─── RECORDED DATA ───

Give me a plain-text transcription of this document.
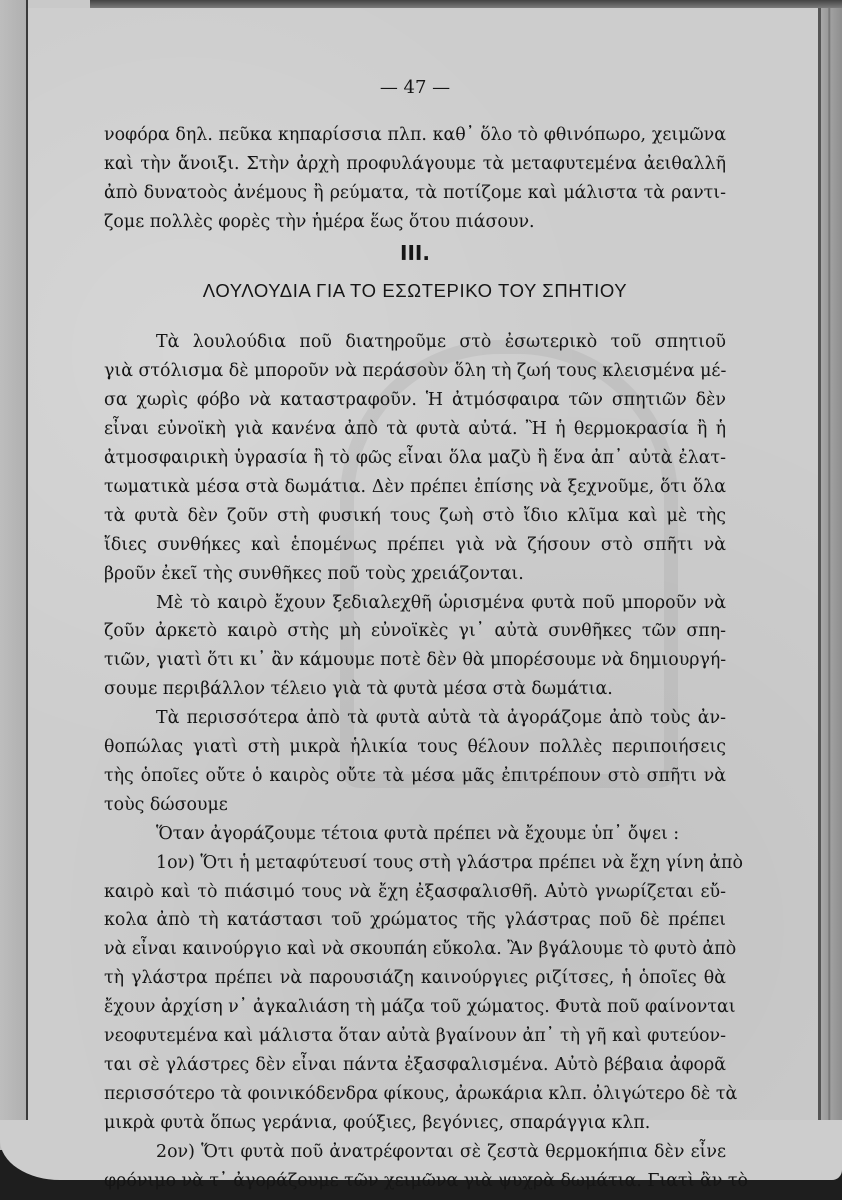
— 47 —
νοφόρα δηλ. πεῦκα κηπαρίσσια πλπ. καθ᾽ ὅλο τὸ φθινόπωρο, χειμῶνα
καὶ τὴν ἄνοιξι. Στὴν ἀρχὴ προφυλάγουμε τὰ μεταφυτεμένα ἀειθαλλῆ
ἀπὸ δυνατοὸς ἀνέμους ἢ ρεύματα, τὰ ποτίζομε καὶ μάλιστα τὰ ραντι-
ζομε πολλὲς φορὲς τὴν ἡμέρα ἕως ὅτου πιάσουν.
ΙΙΙ.
ΛΟΥΛΟΥΔΙΑ ΓΙΑ ΤΟ ΕΣΩΤΕΡΙΚΟ ΤΟΥ ΣΠΗΤΙΟΥ
Τὰ λουλούδια ποῦ διατηροῦμε στὸ ἐσωτερικὸ τοῦ σπητιοῦ
γιὰ στόλισμα δὲ μποροῦν νὰ περάσοὺν ὅλη τὴ ζωή τους κλεισμένα μέ-
σα χωρὶς φόβο νὰ καταστραφοῦν. Ἡ ἀτμόσφαιρα τῶν σπητιῶν δὲν
εἶναι εὐνοϊκὴ γιὰ κανένα ἀπὸ τὰ φυτὰ αὐτά. Ἢ ἡ θερμοκρασία ἢ ἡ
ἀτμοσφαιρικὴ ὑγρασία ἢ τὸ φῶς εἶναι ὅλα μαζὺ ἢ ἕνα ἀπ᾽ αὐτὰ ἐλατ-
τωματικὰ μέσα στὰ δωμάτια. Δὲν πρέπει ἐπίσης νὰ ξεχνοῦμε, ὅτι ὅλα
τὰ φυτὰ δὲν ζοῦν στὴ φυσική τους ζωὴ στὸ ἴδιο κλῖμα καὶ μὲ τὴς
ἴδιες συνθήκες καὶ ἑπομένως πρέπει γιὰ νὰ ζήσουν στὸ σπῆτι νὰ
βροῦν ἐκεῖ τὴς συνθῆκες ποῦ τοὺς χρειάζονται.
Μὲ τὸ καιρὸ ἔχουν ξεδιαλεχθῆ ὡρισμένα φυτὰ ποῦ μποροῦν νὰ
ζοῦν ἀρκετὸ καιρὸ στὴς μὴ εὐνοϊκὲς γι᾽ αὐτὰ συνθῆκες τῶν σπη-
τιῶν, γιατὶ ὅτι κι᾽ ἂν κάμουμε ποτὲ δὲν θὰ μπορέσουμε νὰ δημιουργή-
σουμε περιβάλλον τέλειο γιὰ τὰ φυτὰ μέσα στὰ δωμάτια.
Τὰ περισσότερα ἀπὸ τὰ φυτὰ αὐτὰ τὰ ἀγοράζομε ἀπὸ τοὺς ἀν-
θοπώλας γιατὶ στὴ μικρὰ ἡλικία τους θέλουν πολλὲς περιποιήσεις
τὴς ὁποῖες οὔτε ὁ καιρὸς οὔτε τὰ μέσα μᾶς ἐπιτρέπουν στὸ σπῆτι νὰ
τοὺς δώσουμε
Ὅταν ἀγοράζουμε τέτοια φυτὰ πρέπει νὰ ἔχουμε ὑπ᾽ ὄψει :
1ον) Ὅτι ἡ μεταφύτευσί τους στὴ γλάστρα πρέπει νὰ ἔχη γίνη ἀπὸ
καιρὸ καὶ τὸ πιάσιμό τους νὰ ἔχη ἐξασφαλισθῆ. Αὐτὸ γνωρίζεται εὔ-
κολα ἀπὸ τὴ κατάστασι τοῦ χρώματος τῆς γλάστρας ποῦ δὲ πρέπει
νὰ εἶναι καινούργιο καὶ νὰ σκουπάη εὔκολα. Ἂν βγάλουμε τὸ φυτὸ ἀπὸ
τὴ γλάστρα πρέπει νὰ παρουσιάζη καινούργιες ριζίτσες, ἡ ὁποῖες θὰ
ἔχουν ἀρχίση ν᾽ ἀγκαλιάση τὴ μάζα τοῦ χώματος. Φυτὰ ποῦ φαίνονται
νεοφυτεμένα καὶ μάλιστα ὅταν αὐτὰ βγαίνουν ἀπ᾽ τὴ γῆ καὶ φυτεύον-
ται σὲ γλάστρες δὲν εἶναι πάντα ἐξασφαλισμένα. Αὐτὸ βέβαια ἀφορᾶ
περισσότερο τὰ φοινικόδενδρα φίκους, ἀρωκάρια κλπ. ὀλιγώτερο δὲ τὰ
μικρὰ φυτὰ ὅπως γεράνια, φούξιες, βεγόνιες, σπαράγγια κλπ.
2ον) Ὅτι φυτὰ ποῦ ἀνατρέφονται σὲ ζεστὰ θερμοκήπια δὲν εἶνε
φρόνιμο νὰ τ᾽ ἀγοράζουμε τῶν χειμῶνα γιὰ ψυχρὰ δωμάτια. Γιατὶ ἂν τὸ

───

## [WORK TO DO]
Repeat everything in the records precisely. Images are excluded from the copy.

## [OUTPUT OF THE TASK]
Give me a plain-text transcription of this document.
— 47 —
νοφόρα δηλ. πεῦκα κηπαρίσσια πλπ. καθ᾽ ὅλο τὸ φθινόπωρο, χειμῶνα
καὶ τὴν ἄνοιξι. Στὴν ἀρχὴ προφυλάγουμε τὰ μεταφυτεμένα ἀειθαλλῆ
ἀπὸ δυνατοὸς ἀνέμους ἢ ρεύματα, τὰ ποτίζομε καὶ μάλιστα τὰ ραντι-
ζομε πολλὲς φορὲς τὴν ἡμέρα ἕως ὅτου πιάσουν.
ΙΙΙ.
ΛΟΥΛΟΥΔΙΑ ΓΙΑ ΤΟ ΕΣΩΤΕΡΙΚΟ ΤΟΥ ΣΠΗΤΙΟΥ
Τὰ λουλούδια ποῦ διατηροῦμε στὸ ἐσωτερικὸ τοῦ σπητιοῦ
γιὰ στόλισμα δὲ μποροῦν νὰ περάσοὺν ὅλη τὴ ζωή τους κλεισμένα μέ-
σα χωρὶς φόβο νὰ καταστραφοῦν. Ἡ ἀτμόσφαιρα τῶν σπητιῶν δὲν
εἶναι εὐνοϊκὴ γιὰ κανένα ἀπὸ τὰ φυτὰ αὐτά. Ἢ ἡ θερμοκρασία ἢ ἡ
ἀτμοσφαιρικὴ ὑγρασία ἢ τὸ φῶς εἶναι ὅλα μαζὺ ἢ ἕνα ἀπ᾽ αὐτὰ ἐλατ-
τωματικὰ μέσα στὰ δωμάτια. Δὲν πρέπει ἐπίσης νὰ ξεχνοῦμε, ὅτι ὅλα
τὰ φυτὰ δὲν ζοῦν στὴ φυσική τους ζωὴ στὸ ἴδιο κλῖμα καὶ μὲ τὴς
ἴδιες συνθήκες καὶ ἑπομένως πρέπει γιὰ νὰ ζήσουν στὸ σπῆτι νὰ
βροῦν ἐκεῖ τὴς συνθῆκες ποῦ τοὺς χρειάζονται.
Μὲ τὸ καιρὸ ἔχουν ξεδιαλεχθῆ ὡρισμένα φυτὰ ποῦ μποροῦν νὰ
ζοῦν ἀρκετὸ καιρὸ στὴς μὴ εὐνοϊκὲς γι᾽ αὐτὰ συνθῆκες τῶν σπη-
τιῶν, γιατὶ ὅτι κι᾽ ἂν κάμουμε ποτὲ δὲν θὰ μπορέσουμε νὰ δημιουργή-
σουμε περιβάλλον τέλειο γιὰ τὰ φυτὰ μέσα στὰ δωμάτια.
Τὰ περισσότερα ἀπὸ τὰ φυτὰ αὐτὰ τὰ ἀγοράζομε ἀπὸ τοὺς ἀν-
θοπώλας γιατὶ στὴ μικρὰ ἡλικία τους θέλουν πολλὲς περιποιήσεις
τὴς ὁποῖες οὔτε ὁ καιρὸς οὔτε τὰ μέσα μᾶς ἐπιτρέπουν στὸ σπῆτι νὰ
τοὺς δώσουμε
Ὅταν ἀγοράζουμε τέτοια φυτὰ πρέπει νὰ ἔχουμε ὑπ᾽ ὄψει :
1ον) Ὅτι ἡ μεταφύτευσί τους στὴ γλάστρα πρέπει νὰ ἔχη γίνη ἀπὸ
καιρὸ καὶ τὸ πιάσιμό τους νὰ ἔχη ἐξασφαλισθῆ. Αὐτὸ γνωρίζεται εὔ-
κολα ἀπὸ τὴ κατάστασι τοῦ χρώματος τῆς γλάστρας ποῦ δὲ πρέπει
νὰ εἶναι καινούργιο καὶ νὰ σκουπάη εὔκολα. Ἂν βγάλουμε τὸ φυτὸ ἀπὸ
τὴ γλάστρα πρέπει νὰ παρουσιάζη καινούργιες ριζίτσες, ἡ ὁποῖες θὰ
ἔχουν ἀρχίση ν᾽ ἀγκαλιάση τὴ μάζα τοῦ χώματος. Φυτὰ ποῦ φαίνονται
νεοφυτεμένα καὶ μάλιστα ὅταν αὐτὰ βγαίνουν ἀπ᾽ τὴ γῆ καὶ φυτεύον-
ται σὲ γλάστρες δὲν εἶναι πάντα ἐξασφαλισμένα. Αὐτὸ βέβαια ἀφορᾶ
περισσότερο τὰ φοινικόδενδρα φίκους, ἀρωκάρια κλπ. ὀλιγώτερο δὲ τὰ
μικρὰ φυτὰ ὅπως γεράνια, φούξιες, βεγόνιες, σπαράγγια κλπ.
2ον) Ὅτι φυτὰ ποῦ ἀνατρέφονται σὲ ζεστὰ θερμοκήπια δὲν εἶνε
φρόνιμο νὰ τ᾽ ἀγοράζουμε τῶν χειμῶνα γιὰ ψυχρὰ δωμάτια. Γιατὶ ἂν τὸ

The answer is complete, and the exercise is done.